(Dataset records):
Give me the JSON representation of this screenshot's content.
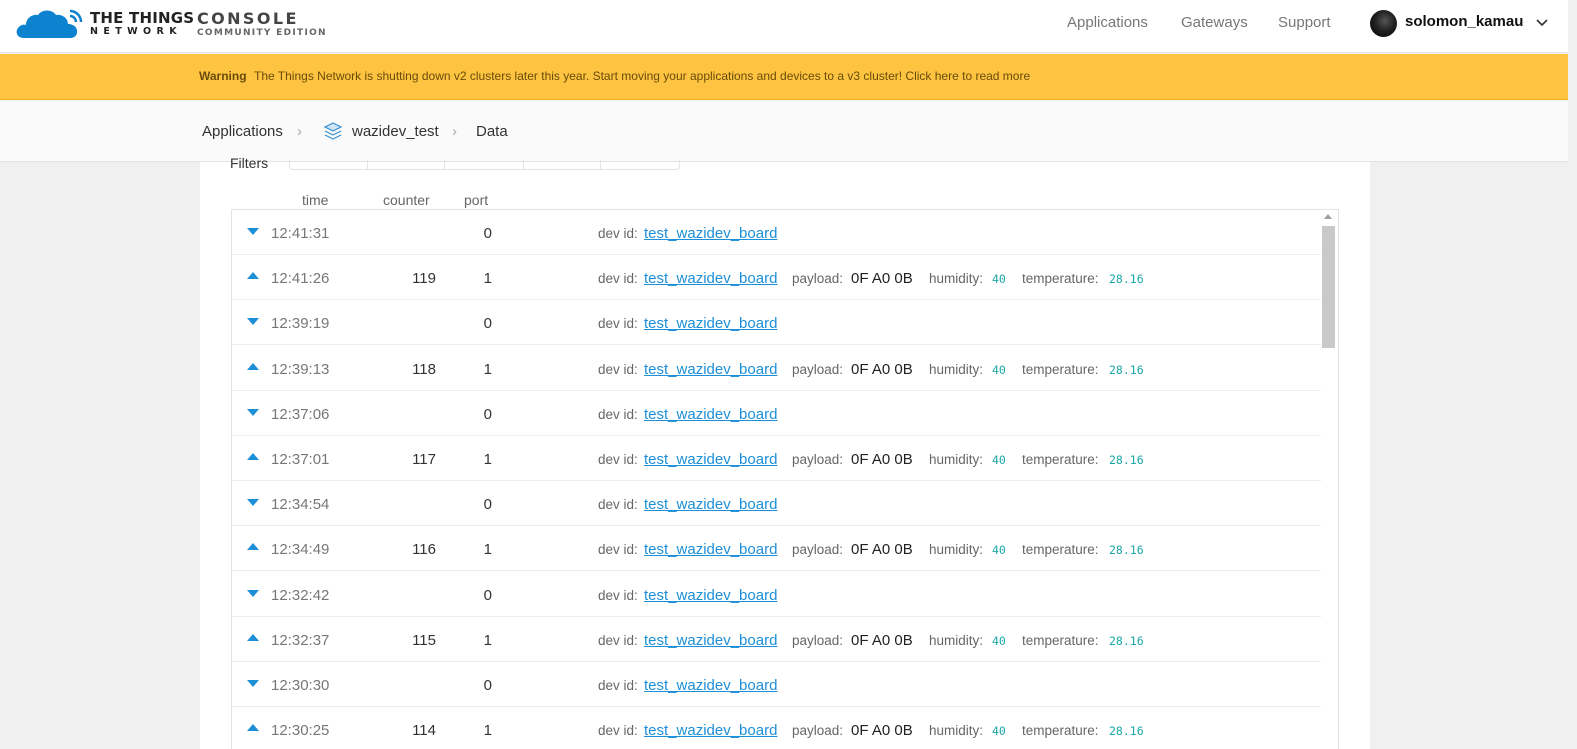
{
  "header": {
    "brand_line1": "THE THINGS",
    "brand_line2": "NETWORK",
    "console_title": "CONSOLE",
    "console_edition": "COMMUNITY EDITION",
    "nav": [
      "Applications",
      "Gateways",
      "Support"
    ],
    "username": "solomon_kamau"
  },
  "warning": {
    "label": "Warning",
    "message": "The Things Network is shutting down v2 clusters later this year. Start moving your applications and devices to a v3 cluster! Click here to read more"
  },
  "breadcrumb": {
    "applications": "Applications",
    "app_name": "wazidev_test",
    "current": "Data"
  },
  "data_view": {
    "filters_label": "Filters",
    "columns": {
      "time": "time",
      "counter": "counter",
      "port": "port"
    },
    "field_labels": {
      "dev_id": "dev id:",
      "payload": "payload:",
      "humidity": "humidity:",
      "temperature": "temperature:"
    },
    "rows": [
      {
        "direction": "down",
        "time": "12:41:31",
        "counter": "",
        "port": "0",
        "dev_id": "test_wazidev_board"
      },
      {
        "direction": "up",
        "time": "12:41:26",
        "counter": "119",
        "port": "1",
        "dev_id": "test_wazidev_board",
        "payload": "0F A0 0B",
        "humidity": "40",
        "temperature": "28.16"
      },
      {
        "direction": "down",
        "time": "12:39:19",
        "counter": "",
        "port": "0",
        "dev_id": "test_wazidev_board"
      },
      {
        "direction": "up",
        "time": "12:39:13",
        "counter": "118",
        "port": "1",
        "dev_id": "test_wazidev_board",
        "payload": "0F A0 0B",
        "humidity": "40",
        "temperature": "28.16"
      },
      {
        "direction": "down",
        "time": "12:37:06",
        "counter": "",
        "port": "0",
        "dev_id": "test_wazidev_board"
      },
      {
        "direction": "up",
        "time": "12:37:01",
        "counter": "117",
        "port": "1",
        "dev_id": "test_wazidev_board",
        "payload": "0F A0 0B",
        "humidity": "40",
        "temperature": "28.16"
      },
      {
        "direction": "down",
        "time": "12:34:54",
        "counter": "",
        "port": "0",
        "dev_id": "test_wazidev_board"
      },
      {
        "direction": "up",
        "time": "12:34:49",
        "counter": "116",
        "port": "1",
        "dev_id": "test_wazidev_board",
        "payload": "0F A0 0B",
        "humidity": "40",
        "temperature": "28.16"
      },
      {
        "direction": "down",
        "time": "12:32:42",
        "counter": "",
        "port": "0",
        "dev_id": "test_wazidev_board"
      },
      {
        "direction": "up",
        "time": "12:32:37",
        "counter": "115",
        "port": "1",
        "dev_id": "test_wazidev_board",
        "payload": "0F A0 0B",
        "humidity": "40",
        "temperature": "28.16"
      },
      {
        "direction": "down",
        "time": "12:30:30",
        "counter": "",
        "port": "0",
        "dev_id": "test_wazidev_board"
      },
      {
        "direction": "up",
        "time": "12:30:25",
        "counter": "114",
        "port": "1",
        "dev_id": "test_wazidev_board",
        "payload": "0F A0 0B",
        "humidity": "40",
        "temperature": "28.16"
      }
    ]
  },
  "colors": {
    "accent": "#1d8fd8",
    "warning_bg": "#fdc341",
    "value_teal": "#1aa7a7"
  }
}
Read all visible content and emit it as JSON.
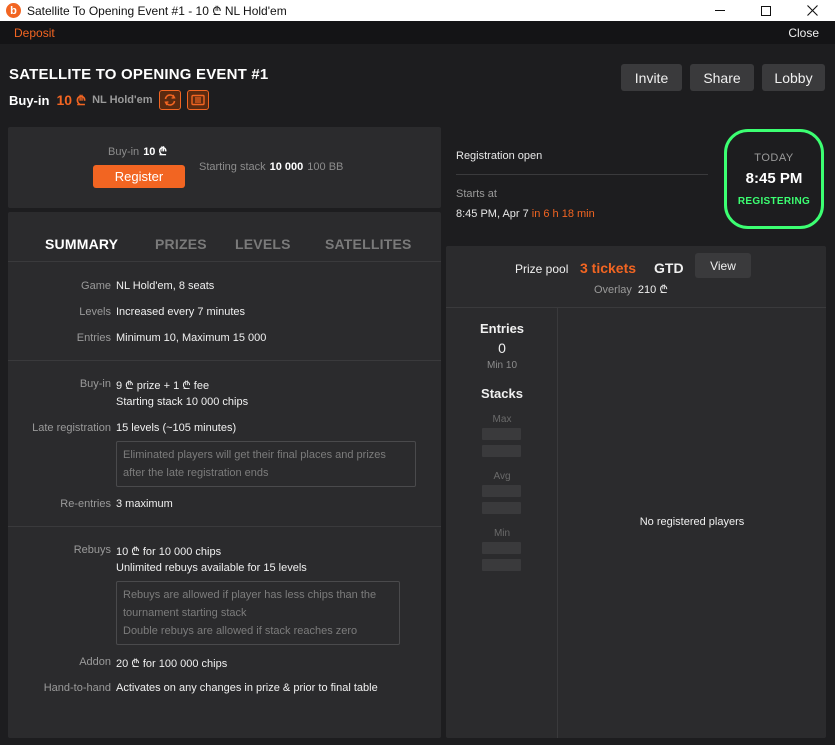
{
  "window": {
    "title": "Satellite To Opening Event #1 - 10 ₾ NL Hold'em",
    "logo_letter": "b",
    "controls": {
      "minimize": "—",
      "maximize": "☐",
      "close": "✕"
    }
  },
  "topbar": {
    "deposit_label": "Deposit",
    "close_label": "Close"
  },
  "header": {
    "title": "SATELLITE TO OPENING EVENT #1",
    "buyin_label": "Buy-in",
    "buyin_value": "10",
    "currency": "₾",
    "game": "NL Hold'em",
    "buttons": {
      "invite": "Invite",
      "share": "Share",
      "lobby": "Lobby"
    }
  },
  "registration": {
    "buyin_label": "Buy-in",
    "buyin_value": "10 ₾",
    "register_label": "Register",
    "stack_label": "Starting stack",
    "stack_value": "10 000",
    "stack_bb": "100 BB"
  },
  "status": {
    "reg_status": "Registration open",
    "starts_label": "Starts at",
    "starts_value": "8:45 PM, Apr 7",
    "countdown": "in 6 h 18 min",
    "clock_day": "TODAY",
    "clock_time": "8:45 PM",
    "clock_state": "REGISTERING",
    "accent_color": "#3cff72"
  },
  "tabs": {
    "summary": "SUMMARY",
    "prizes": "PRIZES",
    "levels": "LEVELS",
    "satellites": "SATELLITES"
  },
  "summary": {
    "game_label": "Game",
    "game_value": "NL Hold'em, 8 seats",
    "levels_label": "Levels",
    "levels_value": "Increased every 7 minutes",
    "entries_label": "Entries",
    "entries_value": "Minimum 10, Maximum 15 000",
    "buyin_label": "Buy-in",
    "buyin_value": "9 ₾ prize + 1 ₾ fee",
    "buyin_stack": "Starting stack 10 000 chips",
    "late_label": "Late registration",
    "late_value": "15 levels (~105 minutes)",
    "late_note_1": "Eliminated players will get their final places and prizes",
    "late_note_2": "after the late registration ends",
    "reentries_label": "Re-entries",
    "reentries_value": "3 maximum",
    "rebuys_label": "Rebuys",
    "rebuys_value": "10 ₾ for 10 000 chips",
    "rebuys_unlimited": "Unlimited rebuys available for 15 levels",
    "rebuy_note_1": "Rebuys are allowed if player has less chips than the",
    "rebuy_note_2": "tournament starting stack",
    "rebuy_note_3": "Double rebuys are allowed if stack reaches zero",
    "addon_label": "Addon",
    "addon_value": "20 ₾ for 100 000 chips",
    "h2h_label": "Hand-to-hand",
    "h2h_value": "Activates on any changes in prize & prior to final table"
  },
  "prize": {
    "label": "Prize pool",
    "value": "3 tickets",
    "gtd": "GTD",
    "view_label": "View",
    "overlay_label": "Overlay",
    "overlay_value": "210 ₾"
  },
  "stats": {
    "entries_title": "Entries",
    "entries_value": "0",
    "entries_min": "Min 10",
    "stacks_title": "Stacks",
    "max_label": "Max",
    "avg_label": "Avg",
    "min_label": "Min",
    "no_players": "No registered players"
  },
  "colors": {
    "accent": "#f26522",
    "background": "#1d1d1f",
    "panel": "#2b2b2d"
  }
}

(Directive):
Return all lines containing the word "Hold".

(Problem solution):
    "title": "Satellite To Opening Event #1 - 10 ₾ NL Hold'em",
    "game": "NL Hold'em",
    "game_value": "NL Hold'em, 8 seats",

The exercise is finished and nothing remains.